EXERCISE DESCRIPTION:
Work through the data and report how many lines include the string "icon", giving the number alone.

....

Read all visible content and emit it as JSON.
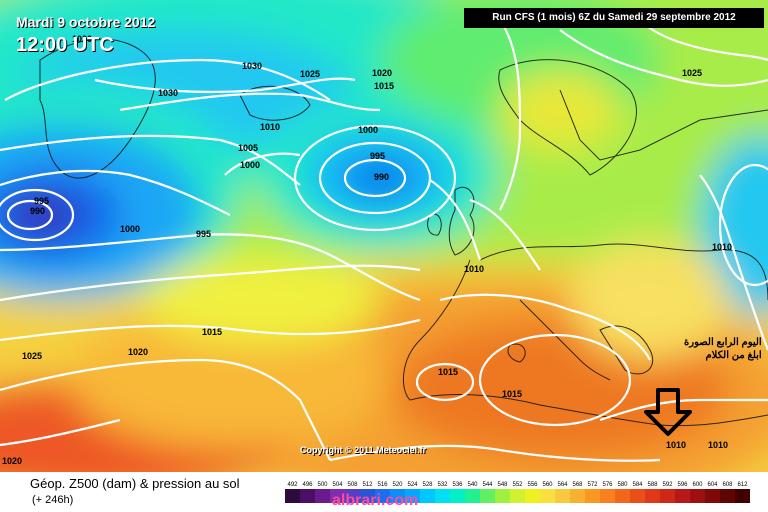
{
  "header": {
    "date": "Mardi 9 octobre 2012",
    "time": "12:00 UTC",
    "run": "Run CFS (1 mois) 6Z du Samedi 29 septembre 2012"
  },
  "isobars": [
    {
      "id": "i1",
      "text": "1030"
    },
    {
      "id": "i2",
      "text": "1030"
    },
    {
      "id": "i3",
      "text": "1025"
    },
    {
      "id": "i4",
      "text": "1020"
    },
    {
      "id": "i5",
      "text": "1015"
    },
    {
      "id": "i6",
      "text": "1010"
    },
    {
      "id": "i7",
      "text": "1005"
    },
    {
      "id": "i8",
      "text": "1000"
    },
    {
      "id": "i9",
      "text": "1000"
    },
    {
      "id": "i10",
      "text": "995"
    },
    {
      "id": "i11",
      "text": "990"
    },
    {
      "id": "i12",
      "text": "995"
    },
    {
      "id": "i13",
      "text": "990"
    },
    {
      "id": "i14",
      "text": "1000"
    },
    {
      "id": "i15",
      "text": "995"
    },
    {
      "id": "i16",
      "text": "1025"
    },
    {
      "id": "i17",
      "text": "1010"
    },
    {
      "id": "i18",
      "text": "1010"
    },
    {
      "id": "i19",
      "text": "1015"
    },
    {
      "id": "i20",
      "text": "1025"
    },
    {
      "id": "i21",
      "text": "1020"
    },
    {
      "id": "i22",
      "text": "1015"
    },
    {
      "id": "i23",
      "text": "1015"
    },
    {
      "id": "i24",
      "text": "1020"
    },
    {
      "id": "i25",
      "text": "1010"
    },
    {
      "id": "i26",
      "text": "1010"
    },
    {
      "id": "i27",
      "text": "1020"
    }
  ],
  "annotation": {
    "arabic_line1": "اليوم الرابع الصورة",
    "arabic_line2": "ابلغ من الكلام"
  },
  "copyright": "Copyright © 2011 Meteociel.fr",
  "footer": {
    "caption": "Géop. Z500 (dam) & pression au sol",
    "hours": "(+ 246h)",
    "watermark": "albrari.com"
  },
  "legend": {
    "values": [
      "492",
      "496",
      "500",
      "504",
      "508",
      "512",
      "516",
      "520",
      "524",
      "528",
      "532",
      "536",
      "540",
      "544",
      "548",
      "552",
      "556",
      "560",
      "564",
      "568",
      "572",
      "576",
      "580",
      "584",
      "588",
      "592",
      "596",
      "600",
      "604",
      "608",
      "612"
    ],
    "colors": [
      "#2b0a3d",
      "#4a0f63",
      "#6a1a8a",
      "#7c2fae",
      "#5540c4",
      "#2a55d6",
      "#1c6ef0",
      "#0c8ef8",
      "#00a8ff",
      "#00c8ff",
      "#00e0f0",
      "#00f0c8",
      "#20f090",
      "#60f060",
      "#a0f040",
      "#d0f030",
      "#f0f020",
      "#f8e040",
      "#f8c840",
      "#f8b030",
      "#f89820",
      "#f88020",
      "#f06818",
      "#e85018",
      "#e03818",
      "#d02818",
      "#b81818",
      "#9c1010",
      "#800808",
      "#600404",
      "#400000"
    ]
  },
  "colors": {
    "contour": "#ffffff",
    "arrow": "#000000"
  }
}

....

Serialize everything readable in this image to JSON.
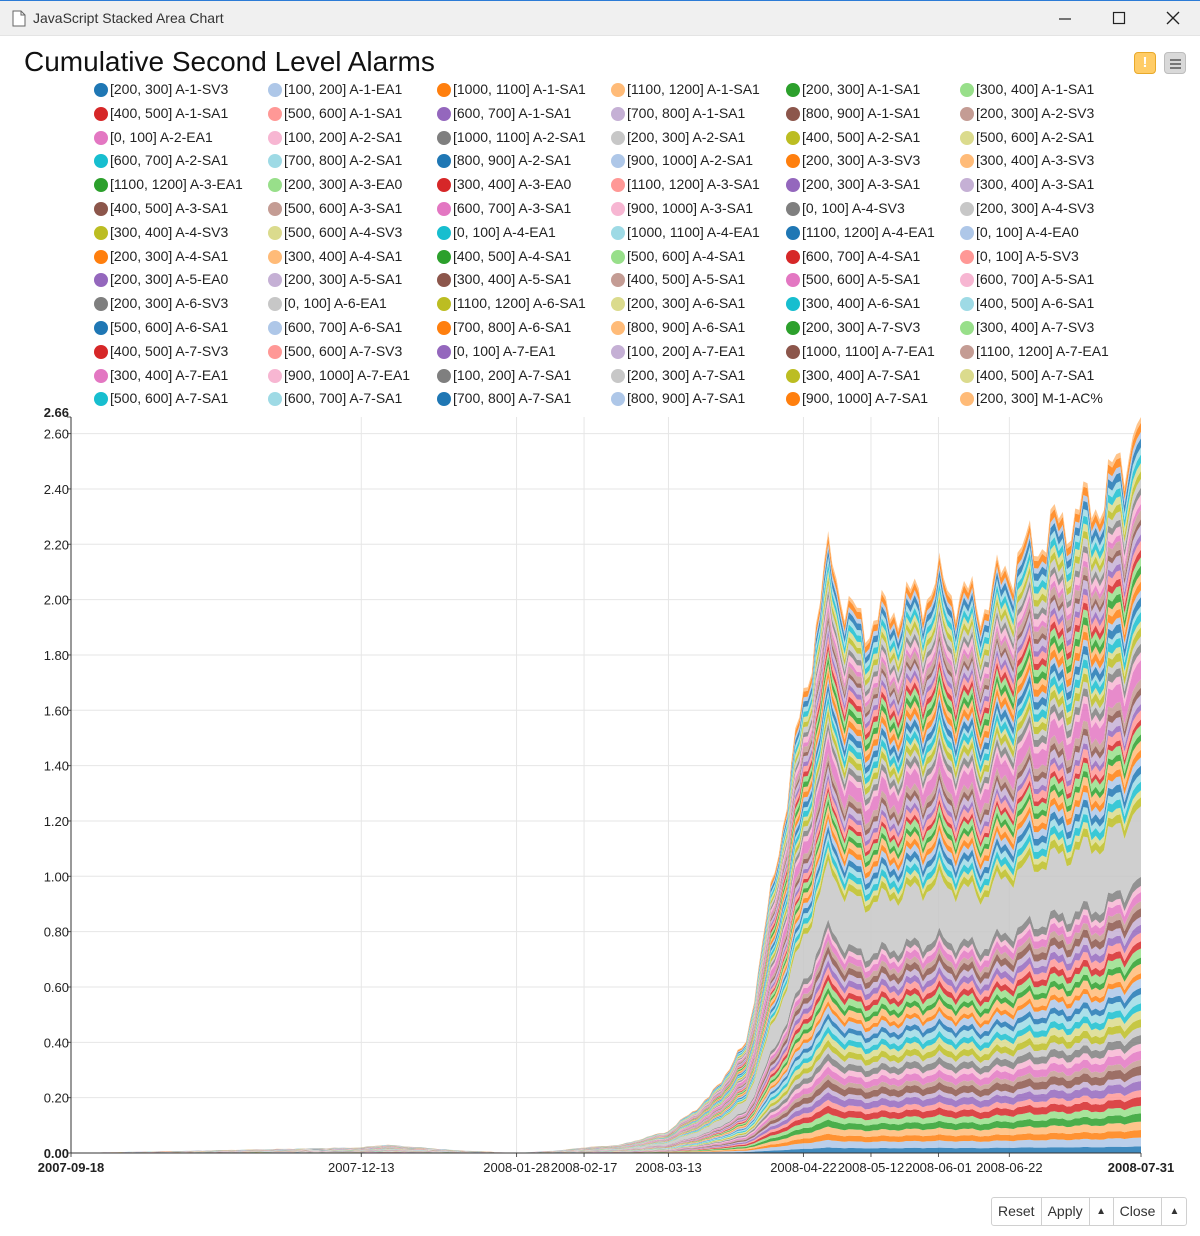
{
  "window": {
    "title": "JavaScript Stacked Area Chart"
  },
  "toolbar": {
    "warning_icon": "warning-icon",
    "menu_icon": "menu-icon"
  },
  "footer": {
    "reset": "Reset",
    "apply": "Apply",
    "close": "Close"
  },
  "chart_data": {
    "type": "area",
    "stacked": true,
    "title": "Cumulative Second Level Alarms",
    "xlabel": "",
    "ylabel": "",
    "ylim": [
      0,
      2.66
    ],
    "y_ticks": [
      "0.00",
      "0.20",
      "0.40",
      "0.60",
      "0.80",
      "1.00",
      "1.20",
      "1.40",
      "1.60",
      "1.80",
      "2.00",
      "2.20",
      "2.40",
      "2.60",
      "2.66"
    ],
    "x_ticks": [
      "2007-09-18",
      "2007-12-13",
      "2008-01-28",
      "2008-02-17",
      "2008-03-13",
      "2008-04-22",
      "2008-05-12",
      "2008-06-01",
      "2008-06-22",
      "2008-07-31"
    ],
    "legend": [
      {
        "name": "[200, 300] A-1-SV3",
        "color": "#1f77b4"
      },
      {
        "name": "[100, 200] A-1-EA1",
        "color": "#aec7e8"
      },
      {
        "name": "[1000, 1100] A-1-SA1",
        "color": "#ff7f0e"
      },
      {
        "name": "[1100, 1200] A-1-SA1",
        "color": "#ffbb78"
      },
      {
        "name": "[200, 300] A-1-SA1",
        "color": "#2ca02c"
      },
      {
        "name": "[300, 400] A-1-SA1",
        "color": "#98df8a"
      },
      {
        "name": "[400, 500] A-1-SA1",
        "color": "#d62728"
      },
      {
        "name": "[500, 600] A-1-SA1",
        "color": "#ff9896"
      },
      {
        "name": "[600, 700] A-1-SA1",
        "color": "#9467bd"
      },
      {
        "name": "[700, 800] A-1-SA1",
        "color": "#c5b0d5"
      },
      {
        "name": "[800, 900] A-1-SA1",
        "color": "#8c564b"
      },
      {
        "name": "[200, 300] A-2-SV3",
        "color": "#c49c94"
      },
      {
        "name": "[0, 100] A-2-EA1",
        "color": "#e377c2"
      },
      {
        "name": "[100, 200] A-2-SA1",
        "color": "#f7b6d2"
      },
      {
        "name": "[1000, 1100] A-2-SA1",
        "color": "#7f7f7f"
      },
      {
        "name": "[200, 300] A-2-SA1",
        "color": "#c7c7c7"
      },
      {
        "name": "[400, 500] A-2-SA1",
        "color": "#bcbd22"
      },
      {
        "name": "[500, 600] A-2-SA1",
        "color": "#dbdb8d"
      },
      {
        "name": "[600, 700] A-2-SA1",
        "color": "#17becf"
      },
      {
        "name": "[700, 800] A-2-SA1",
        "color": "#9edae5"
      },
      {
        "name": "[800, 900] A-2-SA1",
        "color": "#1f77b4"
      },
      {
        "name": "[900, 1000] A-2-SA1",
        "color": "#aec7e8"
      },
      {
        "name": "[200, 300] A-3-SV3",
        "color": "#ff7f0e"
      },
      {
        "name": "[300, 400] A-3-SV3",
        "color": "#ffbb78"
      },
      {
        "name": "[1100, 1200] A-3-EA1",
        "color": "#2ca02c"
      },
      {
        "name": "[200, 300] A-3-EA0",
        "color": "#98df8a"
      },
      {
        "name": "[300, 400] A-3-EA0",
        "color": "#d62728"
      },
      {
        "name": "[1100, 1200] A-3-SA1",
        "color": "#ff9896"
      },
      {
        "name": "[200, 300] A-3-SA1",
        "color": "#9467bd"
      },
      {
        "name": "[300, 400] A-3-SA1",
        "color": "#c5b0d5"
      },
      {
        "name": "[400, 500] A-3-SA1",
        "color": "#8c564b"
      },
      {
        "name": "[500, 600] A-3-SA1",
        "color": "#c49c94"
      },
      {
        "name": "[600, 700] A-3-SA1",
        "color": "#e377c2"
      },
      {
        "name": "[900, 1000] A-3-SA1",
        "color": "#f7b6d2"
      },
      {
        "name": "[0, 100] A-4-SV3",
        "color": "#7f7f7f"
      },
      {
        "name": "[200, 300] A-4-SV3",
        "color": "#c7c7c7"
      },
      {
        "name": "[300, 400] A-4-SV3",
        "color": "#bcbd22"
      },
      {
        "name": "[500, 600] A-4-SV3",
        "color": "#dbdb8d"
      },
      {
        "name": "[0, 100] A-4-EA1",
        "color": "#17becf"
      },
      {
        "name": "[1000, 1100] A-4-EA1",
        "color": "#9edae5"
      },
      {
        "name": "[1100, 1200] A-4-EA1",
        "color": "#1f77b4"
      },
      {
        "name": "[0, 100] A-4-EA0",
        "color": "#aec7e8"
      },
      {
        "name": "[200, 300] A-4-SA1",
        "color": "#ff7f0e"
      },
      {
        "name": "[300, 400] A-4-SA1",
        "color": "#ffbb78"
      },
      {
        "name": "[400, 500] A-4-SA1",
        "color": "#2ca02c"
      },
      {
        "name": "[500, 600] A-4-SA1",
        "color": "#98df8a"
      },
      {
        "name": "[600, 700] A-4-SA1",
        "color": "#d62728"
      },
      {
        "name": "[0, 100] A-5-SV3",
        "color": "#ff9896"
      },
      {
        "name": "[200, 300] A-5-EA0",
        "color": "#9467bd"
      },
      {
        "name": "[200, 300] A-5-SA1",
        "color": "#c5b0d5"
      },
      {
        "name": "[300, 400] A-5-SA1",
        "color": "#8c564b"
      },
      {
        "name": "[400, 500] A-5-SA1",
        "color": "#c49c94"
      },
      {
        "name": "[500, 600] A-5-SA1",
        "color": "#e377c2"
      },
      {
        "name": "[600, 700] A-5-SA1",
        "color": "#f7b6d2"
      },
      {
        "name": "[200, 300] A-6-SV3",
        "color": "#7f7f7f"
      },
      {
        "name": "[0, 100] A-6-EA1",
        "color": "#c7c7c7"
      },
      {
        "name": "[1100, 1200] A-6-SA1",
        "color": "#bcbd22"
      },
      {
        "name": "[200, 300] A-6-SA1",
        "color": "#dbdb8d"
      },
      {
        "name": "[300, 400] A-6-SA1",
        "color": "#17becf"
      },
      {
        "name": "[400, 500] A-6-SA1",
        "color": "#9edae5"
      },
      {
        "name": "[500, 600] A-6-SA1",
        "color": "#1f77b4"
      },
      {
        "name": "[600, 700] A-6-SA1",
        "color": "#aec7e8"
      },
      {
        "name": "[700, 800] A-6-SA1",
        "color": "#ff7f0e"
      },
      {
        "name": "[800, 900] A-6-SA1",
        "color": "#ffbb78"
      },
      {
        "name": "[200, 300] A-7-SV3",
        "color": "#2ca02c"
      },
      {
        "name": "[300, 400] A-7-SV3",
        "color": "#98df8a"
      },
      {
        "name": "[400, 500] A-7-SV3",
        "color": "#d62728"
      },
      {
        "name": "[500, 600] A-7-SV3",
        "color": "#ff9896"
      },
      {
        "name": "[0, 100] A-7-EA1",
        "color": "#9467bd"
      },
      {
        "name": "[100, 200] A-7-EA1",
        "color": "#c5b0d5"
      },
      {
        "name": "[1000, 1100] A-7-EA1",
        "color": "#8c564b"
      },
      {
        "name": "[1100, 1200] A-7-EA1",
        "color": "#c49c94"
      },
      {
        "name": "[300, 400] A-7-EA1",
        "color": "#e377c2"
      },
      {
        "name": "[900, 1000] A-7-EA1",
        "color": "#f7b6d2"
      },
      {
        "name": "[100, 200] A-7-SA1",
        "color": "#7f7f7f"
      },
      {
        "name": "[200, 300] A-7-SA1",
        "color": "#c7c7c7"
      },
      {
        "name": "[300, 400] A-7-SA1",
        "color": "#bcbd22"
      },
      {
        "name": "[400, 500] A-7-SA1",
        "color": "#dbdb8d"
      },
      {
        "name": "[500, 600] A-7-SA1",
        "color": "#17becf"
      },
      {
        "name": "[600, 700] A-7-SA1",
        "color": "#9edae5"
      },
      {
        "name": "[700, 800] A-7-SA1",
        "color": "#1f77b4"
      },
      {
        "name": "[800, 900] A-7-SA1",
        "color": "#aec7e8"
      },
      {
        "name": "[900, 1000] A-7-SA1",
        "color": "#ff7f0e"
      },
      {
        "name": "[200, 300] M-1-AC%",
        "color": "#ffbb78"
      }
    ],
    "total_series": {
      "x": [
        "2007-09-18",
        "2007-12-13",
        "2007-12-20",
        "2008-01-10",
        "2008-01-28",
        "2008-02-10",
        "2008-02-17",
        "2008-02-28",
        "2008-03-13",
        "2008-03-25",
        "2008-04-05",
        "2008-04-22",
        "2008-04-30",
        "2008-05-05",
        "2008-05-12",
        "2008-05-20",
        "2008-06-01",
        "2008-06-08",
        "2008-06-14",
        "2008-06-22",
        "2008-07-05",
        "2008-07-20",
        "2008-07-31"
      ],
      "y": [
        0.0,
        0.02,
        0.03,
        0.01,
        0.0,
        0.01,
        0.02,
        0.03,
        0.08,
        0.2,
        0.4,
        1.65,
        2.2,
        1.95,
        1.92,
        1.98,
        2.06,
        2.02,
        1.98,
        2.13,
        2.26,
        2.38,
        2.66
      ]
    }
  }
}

....

FINAL ANSWER:
2